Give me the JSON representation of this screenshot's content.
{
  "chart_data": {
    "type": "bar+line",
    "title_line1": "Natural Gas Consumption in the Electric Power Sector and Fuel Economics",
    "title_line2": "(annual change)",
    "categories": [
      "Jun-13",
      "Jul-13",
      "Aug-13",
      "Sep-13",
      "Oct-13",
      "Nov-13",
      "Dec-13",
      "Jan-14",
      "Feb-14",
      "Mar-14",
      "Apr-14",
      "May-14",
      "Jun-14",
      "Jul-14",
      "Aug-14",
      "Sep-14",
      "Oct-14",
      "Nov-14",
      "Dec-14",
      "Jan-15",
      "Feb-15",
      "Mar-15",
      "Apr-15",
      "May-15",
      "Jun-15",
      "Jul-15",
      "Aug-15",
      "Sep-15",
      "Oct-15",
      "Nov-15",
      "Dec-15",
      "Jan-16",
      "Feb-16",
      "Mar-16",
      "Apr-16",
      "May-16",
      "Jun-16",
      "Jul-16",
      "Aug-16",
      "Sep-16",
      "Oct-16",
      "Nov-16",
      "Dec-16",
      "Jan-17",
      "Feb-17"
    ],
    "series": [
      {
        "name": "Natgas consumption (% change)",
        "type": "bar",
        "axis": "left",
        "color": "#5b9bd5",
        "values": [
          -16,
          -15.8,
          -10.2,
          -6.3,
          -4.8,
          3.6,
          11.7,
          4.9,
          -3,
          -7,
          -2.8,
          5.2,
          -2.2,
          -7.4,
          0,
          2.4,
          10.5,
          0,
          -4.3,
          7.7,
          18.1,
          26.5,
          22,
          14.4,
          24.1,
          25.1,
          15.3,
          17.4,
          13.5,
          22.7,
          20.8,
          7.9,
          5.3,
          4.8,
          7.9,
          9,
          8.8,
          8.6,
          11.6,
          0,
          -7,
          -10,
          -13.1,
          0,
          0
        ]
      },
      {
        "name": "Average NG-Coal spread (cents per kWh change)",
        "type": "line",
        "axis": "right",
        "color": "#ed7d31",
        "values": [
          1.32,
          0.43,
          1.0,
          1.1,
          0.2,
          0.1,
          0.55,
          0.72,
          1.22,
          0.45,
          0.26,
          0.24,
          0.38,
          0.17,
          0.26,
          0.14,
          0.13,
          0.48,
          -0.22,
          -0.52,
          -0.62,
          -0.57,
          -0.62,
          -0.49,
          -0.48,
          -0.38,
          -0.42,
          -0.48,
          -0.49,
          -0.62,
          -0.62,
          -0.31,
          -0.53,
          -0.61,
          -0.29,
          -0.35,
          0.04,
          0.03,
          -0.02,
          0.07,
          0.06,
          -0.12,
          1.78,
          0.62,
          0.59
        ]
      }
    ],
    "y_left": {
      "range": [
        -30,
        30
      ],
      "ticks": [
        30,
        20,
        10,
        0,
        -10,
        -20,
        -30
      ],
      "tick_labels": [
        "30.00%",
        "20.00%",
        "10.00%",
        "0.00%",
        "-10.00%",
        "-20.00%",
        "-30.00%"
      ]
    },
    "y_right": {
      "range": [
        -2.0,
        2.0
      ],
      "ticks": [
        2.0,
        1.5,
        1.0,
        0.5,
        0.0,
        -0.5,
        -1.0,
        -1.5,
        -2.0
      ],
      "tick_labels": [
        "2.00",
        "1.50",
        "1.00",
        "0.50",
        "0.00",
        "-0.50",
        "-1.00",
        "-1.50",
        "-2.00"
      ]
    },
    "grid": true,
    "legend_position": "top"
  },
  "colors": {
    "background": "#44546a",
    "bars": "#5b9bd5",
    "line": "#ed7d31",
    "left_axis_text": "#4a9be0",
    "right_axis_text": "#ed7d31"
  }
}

____________

What the task requires - Please repeat the listing exactly, with nothing left out.

Written answer -
Give me the JSON representation of this screenshot's content.
{
  "chart_data": {
    "type": "bar+line",
    "title_line1": "Natural Gas Consumption in the Electric Power Sector and Fuel Economics",
    "title_line2": "(annual change)",
    "categories": [
      "Jun-13",
      "Jul-13",
      "Aug-13",
      "Sep-13",
      "Oct-13",
      "Nov-13",
      "Dec-13",
      "Jan-14",
      "Feb-14",
      "Mar-14",
      "Apr-14",
      "May-14",
      "Jun-14",
      "Jul-14",
      "Aug-14",
      "Sep-14",
      "Oct-14",
      "Nov-14",
      "Dec-14",
      "Jan-15",
      "Feb-15",
      "Mar-15",
      "Apr-15",
      "May-15",
      "Jun-15",
      "Jul-15",
      "Aug-15",
      "Sep-15",
      "Oct-15",
      "Nov-15",
      "Dec-15",
      "Jan-16",
      "Feb-16",
      "Mar-16",
      "Apr-16",
      "May-16",
      "Jun-16",
      "Jul-16",
      "Aug-16",
      "Sep-16",
      "Oct-16",
      "Nov-16",
      "Dec-16",
      "Jan-17",
      "Feb-17"
    ],
    "series": [
      {
        "name": "Natgas consumption (% change)",
        "type": "bar",
        "axis": "left",
        "color": "#5b9bd5",
        "values": [
          -16,
          -15.8,
          -10.2,
          -6.3,
          -4.8,
          3.6,
          11.7,
          4.9,
          -3,
          -7,
          -2.8,
          5.2,
          -2.2,
          -7.4,
          0,
          2.4,
          10.5,
          0,
          -4.3,
          7.7,
          18.1,
          26.5,
          22,
          14.4,
          24.1,
          25.1,
          15.3,
          17.4,
          13.5,
          22.7,
          20.8,
          7.9,
          5.3,
          4.8,
          7.9,
          9,
          8.8,
          8.6,
          11.6,
          0,
          -7,
          -10,
          -13.1,
          0,
          0
        ]
      },
      {
        "name": "Average NG-Coal spread (cents per kWh change)",
        "type": "line",
        "axis": "right",
        "color": "#ed7d31",
        "values": [
          1.32,
          0.43,
          1.0,
          1.1,
          0.2,
          0.1,
          0.55,
          0.72,
          1.22,
          0.45,
          0.26,
          0.24,
          0.38,
          0.17,
          0.26,
          0.14,
          0.13,
          0.48,
          -0.22,
          -0.52,
          -0.62,
          -0.57,
          -0.62,
          -0.49,
          -0.48,
          -0.38,
          -0.42,
          -0.48,
          -0.49,
          -0.62,
          -0.62,
          -0.31,
          -0.53,
          -0.61,
          -0.29,
          -0.35,
          0.04,
          0.03,
          -0.02,
          0.07,
          0.06,
          -0.12,
          1.78,
          0.62,
          0.59
        ]
      }
    ],
    "y_left": {
      "range": [
        -30,
        30
      ],
      "ticks": [
        30,
        20,
        10,
        0,
        -10,
        -20,
        -30
      ],
      "tick_labels": [
        "30.00%",
        "20.00%",
        "10.00%",
        "0.00%",
        "-10.00%",
        "-20.00%",
        "-30.00%"
      ]
    },
    "y_right": {
      "range": [
        -2.0,
        2.0
      ],
      "ticks": [
        2.0,
        1.5,
        1.0,
        0.5,
        0.0,
        -0.5,
        -1.0,
        -1.5,
        -2.0
      ],
      "tick_labels": [
        "2.00",
        "1.50",
        "1.00",
        "0.50",
        "0.00",
        "-0.50",
        "-1.00",
        "-1.50",
        "-2.00"
      ]
    },
    "grid": true,
    "legend_position": "top"
  },
  "colors": {
    "background": "#44546a",
    "bars": "#5b9bd5",
    "line": "#ed7d31",
    "left_axis_text": "#4a9be0",
    "right_axis_text": "#ed7d31"
  }
}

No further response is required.